**Brief:** Copy nothing but the text: repeat each entry exactly and drop the images.

Dataset records:
-- start --

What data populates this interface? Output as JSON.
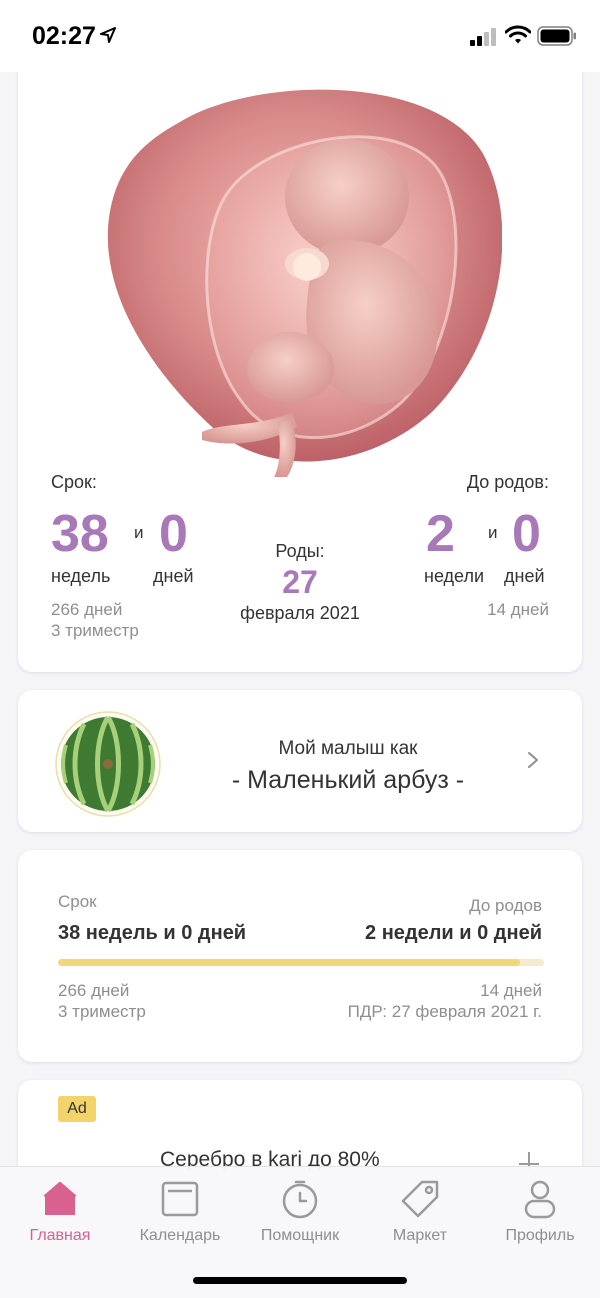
{
  "status_bar": {
    "time": "02:27"
  },
  "pregnancy": {
    "term_label": "Срок:",
    "weeks_value": "38",
    "and1": "и",
    "days_value": "0",
    "weeks_unit": "недель",
    "days_unit": "дней",
    "total_days": "266 дней",
    "trimester": "3 триместр",
    "birth_label": "Роды:",
    "birth_day": "27",
    "birth_month_year": "февраля 2021",
    "until_label": "До родов:",
    "until_weeks_value": "2",
    "and2": "и",
    "until_days_value": "0",
    "until_weeks_unit": "недели",
    "until_days_unit": "дней",
    "until_total_days": "14 дней"
  },
  "baby": {
    "line1": "Мой малыш как",
    "line2": "- Маленький арбуз -"
  },
  "progress": {
    "term_label": "Срок",
    "term_value": "38 недель и 0 дней",
    "until_label": "До родов",
    "until_value": "2 недели и 0 дней",
    "progress_fraction": 0.95,
    "total_days": "266 дней",
    "trimester": "3 триместр",
    "until_days": "14 дней",
    "due_date": "ПДР: 27 февраля 2021 г."
  },
  "ad": {
    "badge": "Ad",
    "text": "Серебро в kari до 80%"
  },
  "tabs": [
    {
      "label": "Главная",
      "icon": "home-icon",
      "active": true
    },
    {
      "label": "Календарь",
      "icon": "calendar-icon",
      "active": false
    },
    {
      "label": "Помощник",
      "icon": "clock-icon",
      "active": false
    },
    {
      "label": "Маркет",
      "icon": "tag-icon",
      "active": false
    },
    {
      "label": "Профиль",
      "icon": "profile-icon",
      "active": false
    }
  ],
  "colors": {
    "accent": "#a878b8",
    "tab_active": "#d9608f",
    "progress_fill": "#f0d77a",
    "ad_badge": "#f3d46a"
  }
}
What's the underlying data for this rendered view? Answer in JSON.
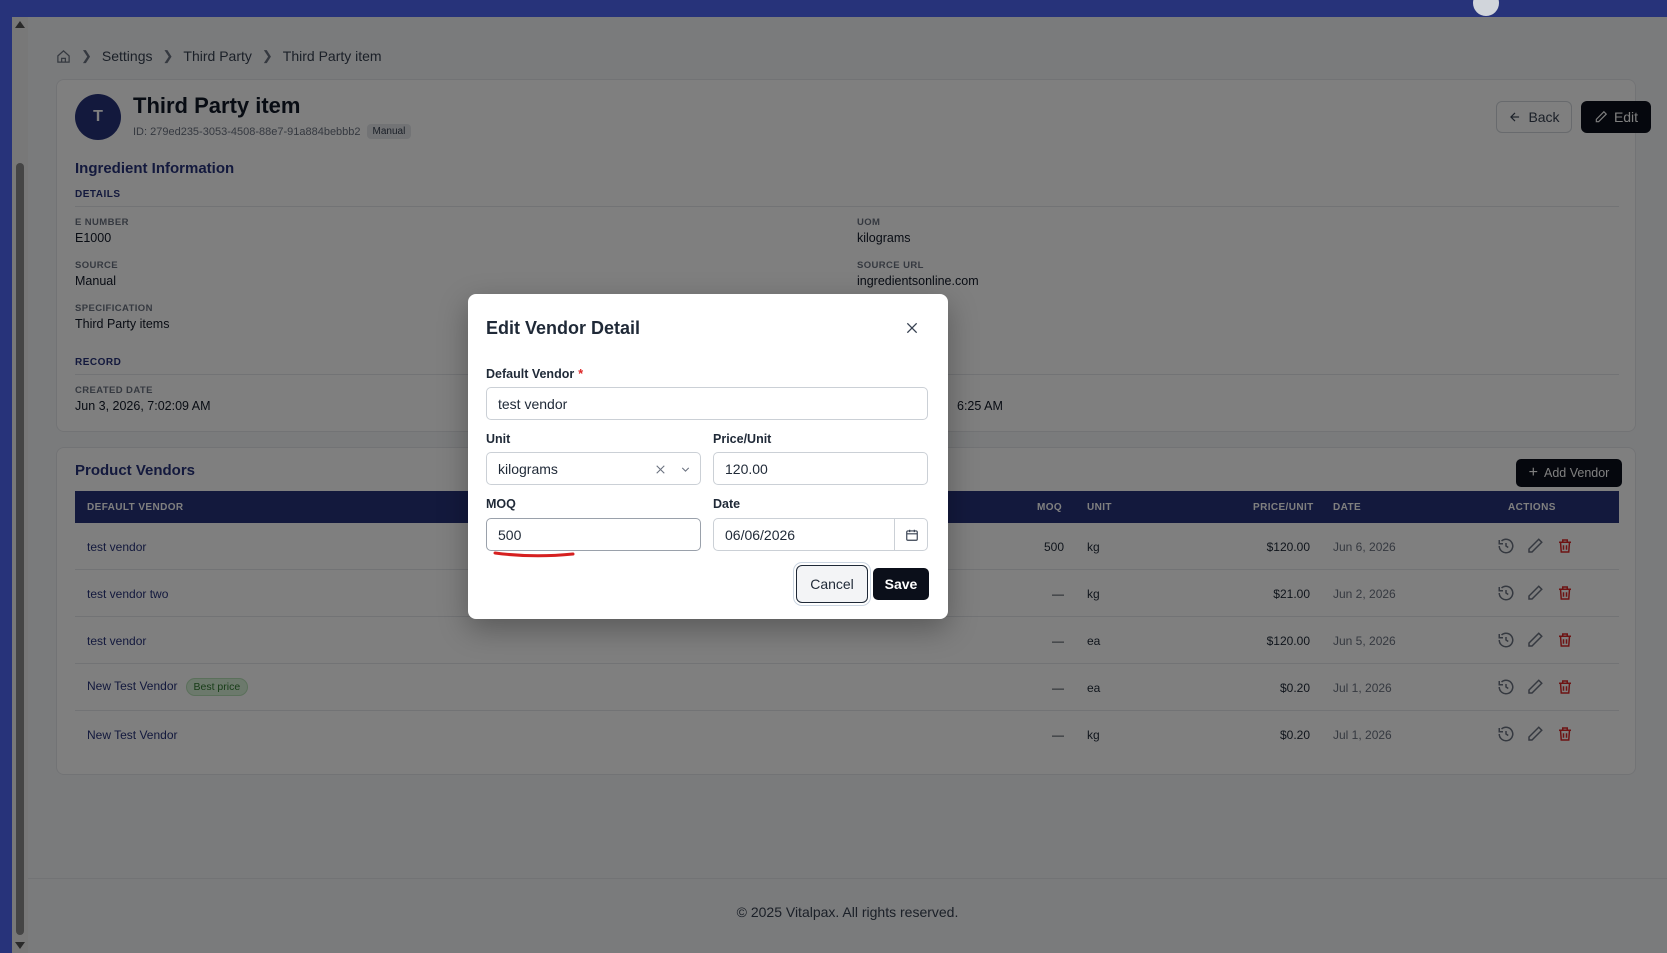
{
  "breadcrumb": {
    "items": [
      "Settings",
      "Third Party",
      "Third Party item"
    ]
  },
  "item": {
    "avatar_letter": "T",
    "title": "Third Party item",
    "id_text": "ID: 279ed235-3053-4508-88e7-91a884bebbb2",
    "badge": "Manual",
    "back_label": "Back",
    "edit_label": "Edit"
  },
  "ingredient": {
    "title": "Ingredient Information",
    "details_head": "DETAILS",
    "e_number_label": "E NUMBER",
    "e_number": "E1000",
    "uom_label": "UOM",
    "uom": "kilograms",
    "source_label": "SOURCE",
    "source": "Manual",
    "source_url_label": "SOURCE URL",
    "source_url": "ingredientsonline.com",
    "spec_label": "SPECIFICATION",
    "spec": "Third Party items",
    "record_head": "RECORD",
    "created_label": "CREATED DATE",
    "created": "Jun 3, 2026, 7:02:09 AM",
    "updated_partial": "6:25 AM"
  },
  "vendors": {
    "title": "Product Vendors",
    "add_label": "Add Vendor",
    "columns": {
      "vendor": "DEFAULT VENDOR",
      "moq": "MOQ",
      "unit": "UNIT",
      "price": "PRICE/UNIT",
      "date": "DATE",
      "actions": "ACTIONS"
    },
    "rows": [
      {
        "name": "test vendor",
        "badge": "",
        "moq": "500",
        "unit": "kg",
        "price": "$120.00",
        "date": "Jun 6, 2026"
      },
      {
        "name": "test vendor two",
        "badge": "",
        "moq": "—",
        "unit": "kg",
        "price": "$21.00",
        "date": "Jun 2, 2026"
      },
      {
        "name": "test vendor",
        "badge": "",
        "moq": "—",
        "unit": "ea",
        "price": "$120.00",
        "date": "Jun 5, 2026"
      },
      {
        "name": "New Test Vendor",
        "badge": "Best price",
        "moq": "—",
        "unit": "ea",
        "price": "$0.20",
        "date": "Jul 1, 2026"
      },
      {
        "name": "New Test Vendor",
        "badge": "",
        "moq": "—",
        "unit": "kg",
        "price": "$0.20",
        "date": "Jul 1, 2026"
      }
    ]
  },
  "modal": {
    "title": "Edit Vendor Detail",
    "vendor_label": "Default Vendor",
    "required_mark": "*",
    "vendor_value": "test vendor",
    "unit_label": "Unit",
    "unit_value": "kilograms",
    "price_label": "Price/Unit",
    "price_value": "120.00",
    "moq_label": "MOQ",
    "moq_value": "500",
    "date_label": "Date",
    "date_value": "06/06/2026",
    "cancel_label": "Cancel",
    "save_label": "Save"
  },
  "footer": {
    "text": "© 2025 Vitalpax. All rights reserved."
  },
  "colors": {
    "brand": "#27337a",
    "primary_button": "#0b0f1a",
    "danger": "#dc2626",
    "annotation": "#d62020"
  }
}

-- end --

**Solution:**
What data populates this interface? Output as JSON.
{
  "status_bar": {
    "time": "02:27"
  },
  "pregnancy": {
    "term_label": "Срок:",
    "weeks_value": "38",
    "and1": "и",
    "days_value": "0",
    "weeks_unit": "недель",
    "days_unit": "дней",
    "total_days": "266 дней",
    "trimester": "3 триместр",
    "birth_label": "Роды:",
    "birth_day": "27",
    "birth_month_year": "февраля 2021",
    "until_label": "До родов:",
    "until_weeks_value": "2",
    "and2": "и",
    "until_days_value": "0",
    "until_weeks_unit": "недели",
    "until_days_unit": "дней",
    "until_total_days": "14 дней"
  },
  "baby": {
    "line1": "Мой малыш как",
    "line2": "- Маленький арбуз -"
  },
  "progress": {
    "term_label": "Срок",
    "term_value": "38 недель и 0 дней",
    "until_label": "До родов",
    "until_value": "2 недели и 0 дней",
    "progress_fraction": 0.95,
    "total_days": "266 дней",
    "trimester": "3 триместр",
    "until_days": "14 дней",
    "due_date": "ПДР: 27 февраля 2021 г."
  },
  "ad": {
    "badge": "Ad",
    "text": "Серебро в kari до 80%"
  },
  "tabs": [
    {
      "label": "Главная",
      "icon": "home-icon",
      "active": true
    },
    {
      "label": "Календарь",
      "icon": "calendar-icon",
      "active": false
    },
    {
      "label": "Помощник",
      "icon": "clock-icon",
      "active": false
    },
    {
      "label": "Маркет",
      "icon": "tag-icon",
      "active": false
    },
    {
      "label": "Профиль",
      "icon": "profile-icon",
      "active": false
    }
  ],
  "colors": {
    "accent": "#a878b8",
    "tab_active": "#d9608f",
    "progress_fill": "#f0d77a",
    "ad_badge": "#f3d46a"
  }
}
What's the underlying data for this rendered view? Answer in JSON.
{
  "breadcrumb": {
    "items": [
      "Settings",
      "Third Party",
      "Third Party item"
    ]
  },
  "item": {
    "avatar_letter": "T",
    "title": "Third Party item",
    "id_text": "ID: 279ed235-3053-4508-88e7-91a884bebbb2",
    "badge": "Manual",
    "back_label": "Back",
    "edit_label": "Edit"
  },
  "ingredient": {
    "title": "Ingredient Information",
    "details_head": "DETAILS",
    "e_number_label": "E NUMBER",
    "e_number": "E1000",
    "uom_label": "UOM",
    "uom": "kilograms",
    "source_label": "SOURCE",
    "source": "Manual",
    "source_url_label": "SOURCE URL",
    "source_url": "ingredientsonline.com",
    "spec_label": "SPECIFICATION",
    "spec": "Third Party items",
    "record_head": "RECORD",
    "created_label": "CREATED DATE",
    "created": "Jun 3, 2026, 7:02:09 AM",
    "updated_partial": "6:25 AM"
  },
  "vendors": {
    "title": "Product Vendors",
    "add_label": "Add Vendor",
    "columns": {
      "vendor": "DEFAULT VENDOR",
      "moq": "MOQ",
      "unit": "UNIT",
      "price": "PRICE/UNIT",
      "date": "DATE",
      "actions": "ACTIONS"
    },
    "rows": [
      {
        "name": "test vendor",
        "badge": "",
        "moq": "500",
        "unit": "kg",
        "price": "$120.00",
        "date": "Jun 6, 2026"
      },
      {
        "name": "test vendor two",
        "badge": "",
        "moq": "—",
        "unit": "kg",
        "price": "$21.00",
        "date": "Jun 2, 2026"
      },
      {
        "name": "test vendor",
        "badge": "",
        "moq": "—",
        "unit": "ea",
        "price": "$120.00",
        "date": "Jun 5, 2026"
      },
      {
        "name": "New Test Vendor",
        "badge": "Best price",
        "moq": "—",
        "unit": "ea",
        "price": "$0.20",
        "date": "Jul 1, 2026"
      },
      {
        "name": "New Test Vendor",
        "badge": "",
        "moq": "—",
        "unit": "kg",
        "price": "$0.20",
        "date": "Jul 1, 2026"
      }
    ]
  },
  "modal": {
    "title": "Edit Vendor Detail",
    "vendor_label": "Default Vendor",
    "required_mark": "*",
    "vendor_value": "test vendor",
    "unit_label": "Unit",
    "unit_value": "kilograms",
    "price_label": "Price/Unit",
    "price_value": "120.00",
    "moq_label": "MOQ",
    "moq_value": "500",
    "date_label": "Date",
    "date_value": "06/06/2026",
    "cancel_label": "Cancel",
    "save_label": "Save"
  },
  "footer": {
    "text": "© 2025 Vitalpax. All rights reserved."
  },
  "colors": {
    "brand": "#27337a",
    "primary_button": "#0b0f1a",
    "danger": "#dc2626",
    "annotation": "#d62020"
  }
}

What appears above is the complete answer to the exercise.